Scan the material for the word "surface", and copy each line where it shows up.

— Start of Dataset rows —

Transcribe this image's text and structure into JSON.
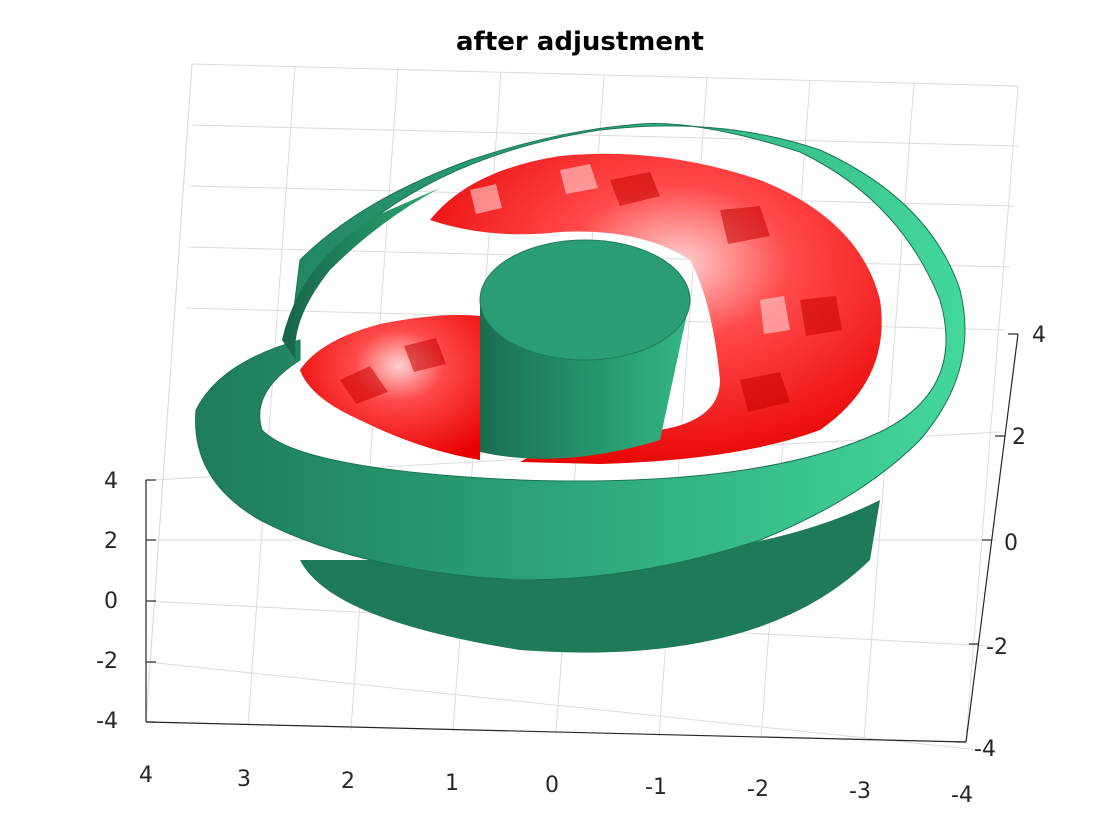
{
  "chart_data": {
    "type": "3d-surface",
    "title": "after adjustment",
    "xlabel": "",
    "ylabel": "",
    "zlabel": "",
    "x_ticks": [
      "4",
      "3",
      "2",
      "1",
      "0",
      "-1",
      "-2",
      "-3",
      "-4"
    ],
    "y_ticks": [
      "4",
      "2",
      "0",
      "-2",
      "-4"
    ],
    "z_ticks": [
      "4",
      "2",
      "0",
      "-2",
      "-4"
    ],
    "xlim": [
      -4,
      4
    ],
    "ylim": [
      -4,
      4
    ],
    "zlim": [
      -4,
      4
    ],
    "grid": true,
    "series": [
      {
        "surface": "outer-spiral-surface",
        "color": "#2fbf8a"
      },
      {
        "surface": "inner-textured-surface",
        "color": "#ff1a1a"
      }
    ]
  }
}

— End of Dataset rows —

» **Solution to this task**:
    "type": "3d-surface",
        "surface": "outer-spiral-surface",
        "surface": "inner-textured-surface",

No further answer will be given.